Task instructions ▸ Identify each line holding the string "this" and copy it.

Exercise materials ▸
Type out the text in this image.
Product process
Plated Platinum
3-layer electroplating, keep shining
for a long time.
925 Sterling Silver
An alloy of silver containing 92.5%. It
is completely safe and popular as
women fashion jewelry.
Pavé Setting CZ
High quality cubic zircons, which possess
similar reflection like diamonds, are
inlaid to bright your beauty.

--

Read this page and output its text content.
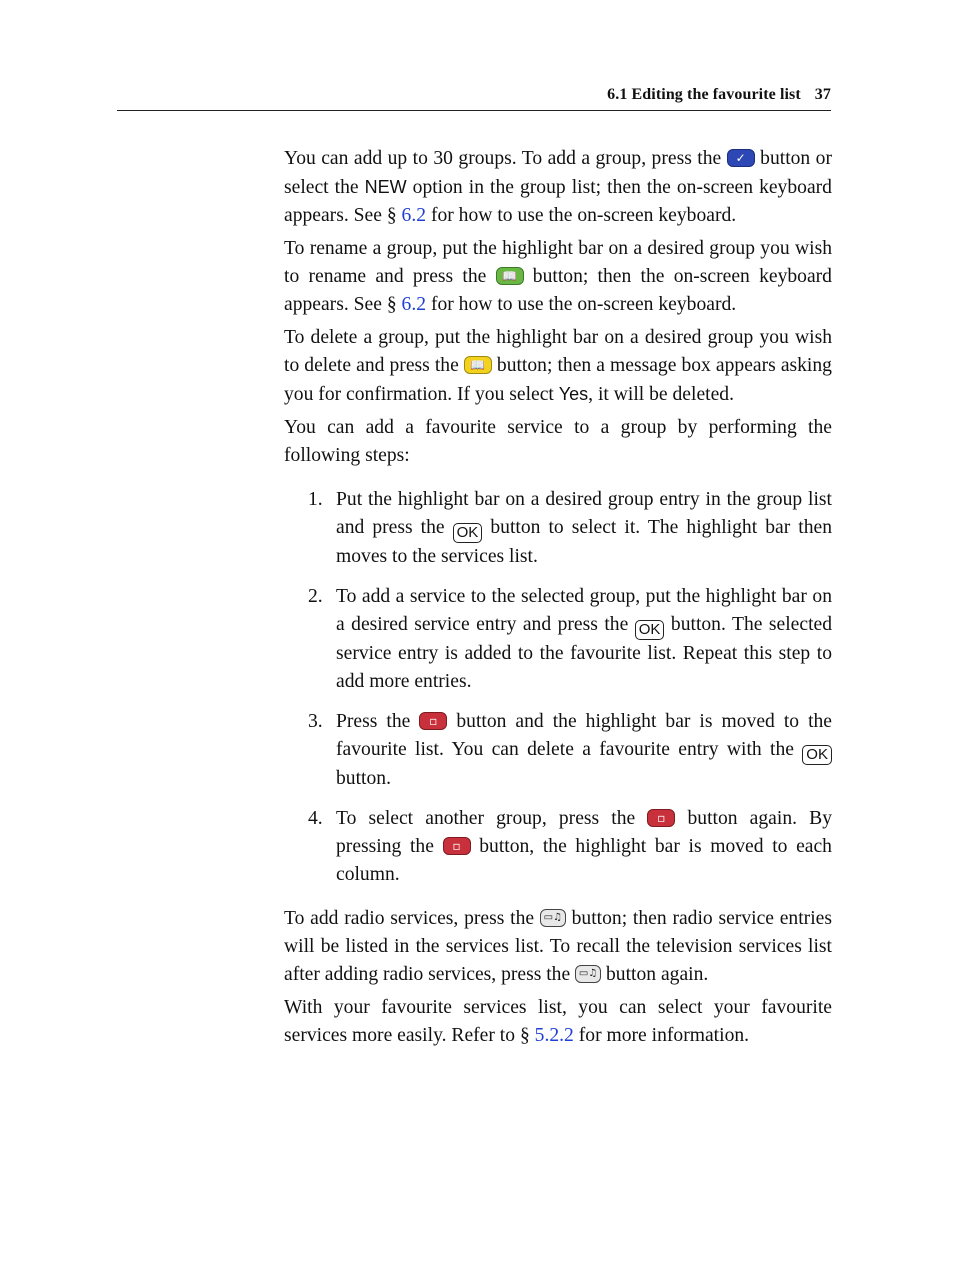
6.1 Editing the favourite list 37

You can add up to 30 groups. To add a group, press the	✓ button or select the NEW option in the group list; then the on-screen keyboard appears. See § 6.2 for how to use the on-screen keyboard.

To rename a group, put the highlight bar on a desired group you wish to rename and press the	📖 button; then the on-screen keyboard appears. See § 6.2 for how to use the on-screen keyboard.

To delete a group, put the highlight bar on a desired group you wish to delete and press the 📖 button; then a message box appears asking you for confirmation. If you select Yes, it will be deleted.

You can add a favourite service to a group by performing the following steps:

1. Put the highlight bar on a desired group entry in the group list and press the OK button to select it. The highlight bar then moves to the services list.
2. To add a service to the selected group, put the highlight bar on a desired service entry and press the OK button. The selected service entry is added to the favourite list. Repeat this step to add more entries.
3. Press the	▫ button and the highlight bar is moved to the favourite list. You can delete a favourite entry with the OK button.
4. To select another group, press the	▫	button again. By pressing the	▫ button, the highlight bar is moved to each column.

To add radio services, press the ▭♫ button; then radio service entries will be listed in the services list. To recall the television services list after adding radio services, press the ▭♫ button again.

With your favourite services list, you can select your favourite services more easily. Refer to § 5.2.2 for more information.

==

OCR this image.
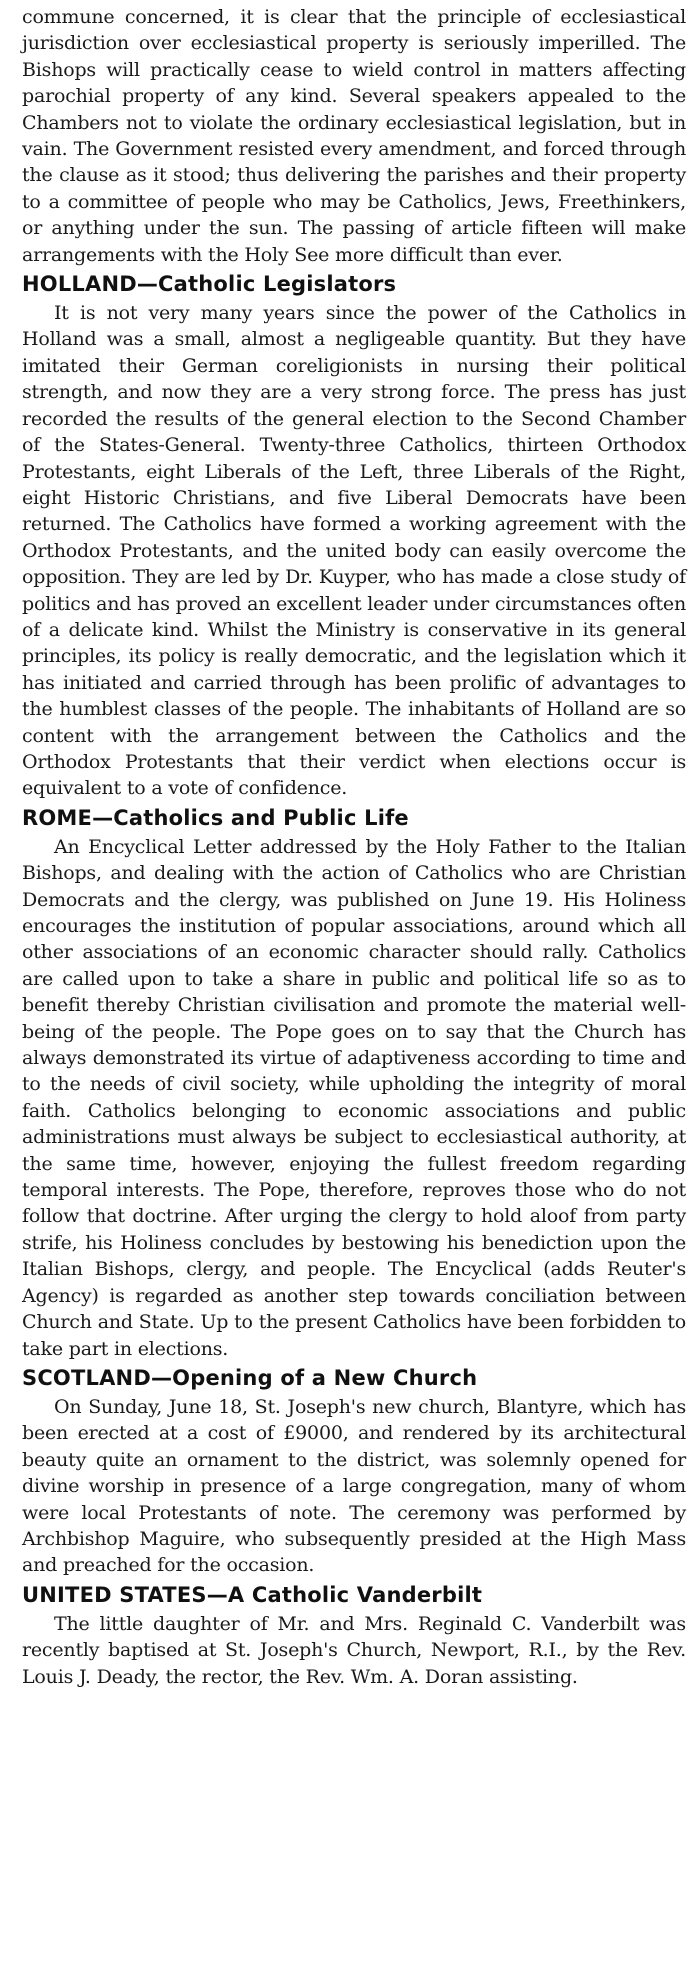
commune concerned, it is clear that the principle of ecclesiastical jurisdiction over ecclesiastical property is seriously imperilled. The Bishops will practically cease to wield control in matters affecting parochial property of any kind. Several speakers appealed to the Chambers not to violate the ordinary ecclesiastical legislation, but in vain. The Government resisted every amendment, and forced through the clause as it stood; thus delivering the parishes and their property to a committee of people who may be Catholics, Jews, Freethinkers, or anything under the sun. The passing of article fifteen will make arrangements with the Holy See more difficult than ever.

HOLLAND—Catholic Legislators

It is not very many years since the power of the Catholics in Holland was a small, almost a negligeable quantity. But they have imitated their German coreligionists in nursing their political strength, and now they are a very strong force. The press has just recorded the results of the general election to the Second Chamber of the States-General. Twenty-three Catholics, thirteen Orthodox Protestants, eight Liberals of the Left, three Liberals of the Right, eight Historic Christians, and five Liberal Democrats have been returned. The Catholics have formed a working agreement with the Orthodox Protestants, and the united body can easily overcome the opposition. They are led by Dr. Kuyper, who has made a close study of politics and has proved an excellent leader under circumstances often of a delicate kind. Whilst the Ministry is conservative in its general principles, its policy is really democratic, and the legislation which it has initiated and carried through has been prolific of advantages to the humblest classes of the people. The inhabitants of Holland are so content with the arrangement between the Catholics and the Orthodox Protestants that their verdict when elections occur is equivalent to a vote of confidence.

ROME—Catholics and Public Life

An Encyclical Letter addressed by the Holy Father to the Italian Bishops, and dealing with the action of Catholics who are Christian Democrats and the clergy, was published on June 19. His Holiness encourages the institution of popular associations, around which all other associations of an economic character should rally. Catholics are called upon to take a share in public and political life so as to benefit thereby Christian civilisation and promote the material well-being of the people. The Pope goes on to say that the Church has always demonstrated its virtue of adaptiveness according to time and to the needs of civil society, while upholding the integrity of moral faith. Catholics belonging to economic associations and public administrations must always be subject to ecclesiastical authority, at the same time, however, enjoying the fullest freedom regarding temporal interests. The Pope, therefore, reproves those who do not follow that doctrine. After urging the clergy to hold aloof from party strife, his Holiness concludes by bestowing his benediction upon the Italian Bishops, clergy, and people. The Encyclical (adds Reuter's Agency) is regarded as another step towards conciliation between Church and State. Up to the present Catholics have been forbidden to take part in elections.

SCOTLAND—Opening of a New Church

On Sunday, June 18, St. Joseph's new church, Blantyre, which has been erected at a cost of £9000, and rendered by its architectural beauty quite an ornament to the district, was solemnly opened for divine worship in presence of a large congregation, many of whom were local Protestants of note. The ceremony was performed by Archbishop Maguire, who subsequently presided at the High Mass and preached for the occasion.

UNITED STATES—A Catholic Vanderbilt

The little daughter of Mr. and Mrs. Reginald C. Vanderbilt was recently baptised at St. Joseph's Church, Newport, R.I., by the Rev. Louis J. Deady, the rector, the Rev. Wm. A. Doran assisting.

Response ▸
Type out the text in this image.
Read this page and output its text content.
2. To add a service to the selected group, put the highlight bar on a desired service entry and press the OK button. The selected service entry is added to the favourite list. Repeat this step to add more entries.
OCR this image.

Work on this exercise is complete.